PROVIDED DATA section start
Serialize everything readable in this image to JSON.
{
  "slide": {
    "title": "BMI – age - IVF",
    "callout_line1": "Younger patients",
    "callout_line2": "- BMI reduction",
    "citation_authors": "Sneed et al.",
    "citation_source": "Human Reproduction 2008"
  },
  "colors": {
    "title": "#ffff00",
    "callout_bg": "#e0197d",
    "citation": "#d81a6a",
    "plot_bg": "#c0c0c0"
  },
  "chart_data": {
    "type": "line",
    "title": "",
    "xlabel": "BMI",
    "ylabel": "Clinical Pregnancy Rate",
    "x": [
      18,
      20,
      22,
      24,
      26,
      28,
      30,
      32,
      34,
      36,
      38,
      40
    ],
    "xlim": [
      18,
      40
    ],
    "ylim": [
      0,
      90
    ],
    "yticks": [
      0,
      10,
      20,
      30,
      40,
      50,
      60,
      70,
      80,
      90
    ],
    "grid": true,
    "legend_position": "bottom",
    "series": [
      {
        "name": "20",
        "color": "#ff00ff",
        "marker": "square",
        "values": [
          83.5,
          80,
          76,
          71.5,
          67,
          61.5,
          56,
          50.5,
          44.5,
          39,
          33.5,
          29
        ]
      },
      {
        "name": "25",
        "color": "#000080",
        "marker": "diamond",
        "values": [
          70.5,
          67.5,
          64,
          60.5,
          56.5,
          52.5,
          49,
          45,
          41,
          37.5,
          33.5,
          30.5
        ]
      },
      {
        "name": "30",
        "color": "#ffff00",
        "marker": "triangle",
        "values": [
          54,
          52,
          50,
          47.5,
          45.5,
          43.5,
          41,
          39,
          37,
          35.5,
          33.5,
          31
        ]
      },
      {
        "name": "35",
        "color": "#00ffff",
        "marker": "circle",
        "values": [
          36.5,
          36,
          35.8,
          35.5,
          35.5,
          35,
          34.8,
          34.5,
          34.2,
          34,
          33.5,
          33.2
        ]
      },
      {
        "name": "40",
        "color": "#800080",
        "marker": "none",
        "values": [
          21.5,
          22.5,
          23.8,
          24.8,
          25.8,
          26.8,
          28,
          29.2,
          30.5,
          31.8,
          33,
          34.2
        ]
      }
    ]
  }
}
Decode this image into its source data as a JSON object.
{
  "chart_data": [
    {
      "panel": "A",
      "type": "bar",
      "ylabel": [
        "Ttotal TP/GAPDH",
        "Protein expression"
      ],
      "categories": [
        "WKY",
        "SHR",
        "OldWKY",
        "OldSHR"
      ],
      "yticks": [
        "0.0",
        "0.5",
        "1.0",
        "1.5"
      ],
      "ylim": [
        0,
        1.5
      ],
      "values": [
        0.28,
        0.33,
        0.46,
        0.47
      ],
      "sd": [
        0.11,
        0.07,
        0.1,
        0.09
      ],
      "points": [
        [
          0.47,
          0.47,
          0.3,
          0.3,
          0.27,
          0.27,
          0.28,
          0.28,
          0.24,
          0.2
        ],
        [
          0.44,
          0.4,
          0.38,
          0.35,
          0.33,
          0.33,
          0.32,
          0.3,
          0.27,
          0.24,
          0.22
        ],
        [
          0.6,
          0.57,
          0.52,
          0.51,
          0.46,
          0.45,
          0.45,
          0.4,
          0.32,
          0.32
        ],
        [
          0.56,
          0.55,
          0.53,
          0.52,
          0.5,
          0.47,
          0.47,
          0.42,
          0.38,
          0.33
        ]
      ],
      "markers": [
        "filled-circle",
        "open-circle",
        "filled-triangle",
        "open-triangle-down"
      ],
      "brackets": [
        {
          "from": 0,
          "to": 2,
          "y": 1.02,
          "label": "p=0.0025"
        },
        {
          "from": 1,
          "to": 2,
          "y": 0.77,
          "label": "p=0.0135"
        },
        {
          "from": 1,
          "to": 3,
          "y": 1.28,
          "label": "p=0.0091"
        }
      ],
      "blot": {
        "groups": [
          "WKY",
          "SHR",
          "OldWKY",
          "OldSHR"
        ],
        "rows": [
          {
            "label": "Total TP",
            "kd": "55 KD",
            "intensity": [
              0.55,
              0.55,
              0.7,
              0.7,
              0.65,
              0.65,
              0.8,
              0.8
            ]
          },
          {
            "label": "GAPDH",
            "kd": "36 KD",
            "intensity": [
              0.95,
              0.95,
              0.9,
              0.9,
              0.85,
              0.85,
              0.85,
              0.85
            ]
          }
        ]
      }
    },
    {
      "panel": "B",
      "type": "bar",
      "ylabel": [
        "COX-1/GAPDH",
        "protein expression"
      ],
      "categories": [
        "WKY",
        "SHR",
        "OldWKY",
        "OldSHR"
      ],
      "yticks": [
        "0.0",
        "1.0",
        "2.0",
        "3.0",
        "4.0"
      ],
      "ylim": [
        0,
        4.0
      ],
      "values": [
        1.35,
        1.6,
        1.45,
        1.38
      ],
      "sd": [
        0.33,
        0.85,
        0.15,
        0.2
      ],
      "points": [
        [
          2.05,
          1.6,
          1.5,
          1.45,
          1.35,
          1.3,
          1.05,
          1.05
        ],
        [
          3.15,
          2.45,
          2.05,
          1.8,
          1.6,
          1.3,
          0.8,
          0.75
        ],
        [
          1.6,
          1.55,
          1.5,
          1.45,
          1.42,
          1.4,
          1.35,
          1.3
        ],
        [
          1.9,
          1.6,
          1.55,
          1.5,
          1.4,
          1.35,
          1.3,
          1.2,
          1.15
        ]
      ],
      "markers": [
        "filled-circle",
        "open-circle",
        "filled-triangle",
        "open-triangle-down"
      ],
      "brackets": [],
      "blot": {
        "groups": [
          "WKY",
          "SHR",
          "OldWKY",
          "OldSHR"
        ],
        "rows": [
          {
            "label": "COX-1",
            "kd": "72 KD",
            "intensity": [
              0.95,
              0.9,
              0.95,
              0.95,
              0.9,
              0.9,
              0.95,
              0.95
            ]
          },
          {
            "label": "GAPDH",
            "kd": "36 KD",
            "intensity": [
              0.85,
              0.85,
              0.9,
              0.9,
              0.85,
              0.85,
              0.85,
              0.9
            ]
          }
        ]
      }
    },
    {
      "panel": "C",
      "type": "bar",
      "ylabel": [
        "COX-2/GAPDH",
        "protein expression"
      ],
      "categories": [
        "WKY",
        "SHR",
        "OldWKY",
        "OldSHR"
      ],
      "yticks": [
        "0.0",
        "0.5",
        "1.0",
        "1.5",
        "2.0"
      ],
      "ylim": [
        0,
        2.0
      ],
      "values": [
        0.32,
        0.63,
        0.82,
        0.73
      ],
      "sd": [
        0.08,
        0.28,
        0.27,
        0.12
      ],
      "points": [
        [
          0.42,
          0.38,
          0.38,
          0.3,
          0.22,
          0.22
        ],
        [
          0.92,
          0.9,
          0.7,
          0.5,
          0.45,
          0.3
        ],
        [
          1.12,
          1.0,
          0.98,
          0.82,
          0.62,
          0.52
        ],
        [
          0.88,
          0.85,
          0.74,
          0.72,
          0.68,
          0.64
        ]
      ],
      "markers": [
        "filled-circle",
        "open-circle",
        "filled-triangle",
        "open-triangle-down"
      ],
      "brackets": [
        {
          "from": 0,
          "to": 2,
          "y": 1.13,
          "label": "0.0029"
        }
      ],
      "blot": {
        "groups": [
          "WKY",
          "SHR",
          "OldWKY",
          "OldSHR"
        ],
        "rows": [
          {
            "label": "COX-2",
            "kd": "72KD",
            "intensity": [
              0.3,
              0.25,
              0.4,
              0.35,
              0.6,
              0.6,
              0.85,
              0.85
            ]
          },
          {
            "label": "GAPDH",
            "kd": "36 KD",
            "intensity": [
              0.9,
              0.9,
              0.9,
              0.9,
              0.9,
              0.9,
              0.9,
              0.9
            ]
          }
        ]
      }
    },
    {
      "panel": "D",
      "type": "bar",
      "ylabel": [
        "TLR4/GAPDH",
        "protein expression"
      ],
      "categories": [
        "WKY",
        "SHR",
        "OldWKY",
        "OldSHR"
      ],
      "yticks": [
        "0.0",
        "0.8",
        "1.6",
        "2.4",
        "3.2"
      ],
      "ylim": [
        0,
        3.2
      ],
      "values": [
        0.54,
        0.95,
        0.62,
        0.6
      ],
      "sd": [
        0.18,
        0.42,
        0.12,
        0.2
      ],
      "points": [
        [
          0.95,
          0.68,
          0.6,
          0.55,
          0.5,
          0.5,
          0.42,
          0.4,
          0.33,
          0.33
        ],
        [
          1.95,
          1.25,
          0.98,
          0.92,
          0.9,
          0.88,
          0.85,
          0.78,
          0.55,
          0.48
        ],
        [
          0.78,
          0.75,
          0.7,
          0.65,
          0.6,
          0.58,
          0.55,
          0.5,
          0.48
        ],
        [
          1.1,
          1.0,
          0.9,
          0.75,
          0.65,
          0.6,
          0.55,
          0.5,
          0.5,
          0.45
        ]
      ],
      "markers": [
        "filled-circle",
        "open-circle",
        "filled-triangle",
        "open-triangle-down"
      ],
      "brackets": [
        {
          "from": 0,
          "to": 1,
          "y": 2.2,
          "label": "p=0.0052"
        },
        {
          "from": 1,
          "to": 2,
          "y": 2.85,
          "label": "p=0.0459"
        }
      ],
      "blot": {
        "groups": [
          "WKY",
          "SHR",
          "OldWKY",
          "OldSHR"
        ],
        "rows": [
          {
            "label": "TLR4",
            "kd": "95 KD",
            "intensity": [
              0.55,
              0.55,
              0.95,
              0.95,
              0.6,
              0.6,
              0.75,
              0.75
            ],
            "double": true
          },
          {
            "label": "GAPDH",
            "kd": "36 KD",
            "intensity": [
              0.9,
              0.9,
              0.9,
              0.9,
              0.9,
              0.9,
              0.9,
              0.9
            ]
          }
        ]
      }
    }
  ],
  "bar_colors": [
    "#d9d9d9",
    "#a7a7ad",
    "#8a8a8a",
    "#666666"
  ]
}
PROVIDED DATA section end
Your answer should consist of all lines above that include the string "image".

Serialize everything readable in this image to JSON.
Decode this image into its source data as a JSON object.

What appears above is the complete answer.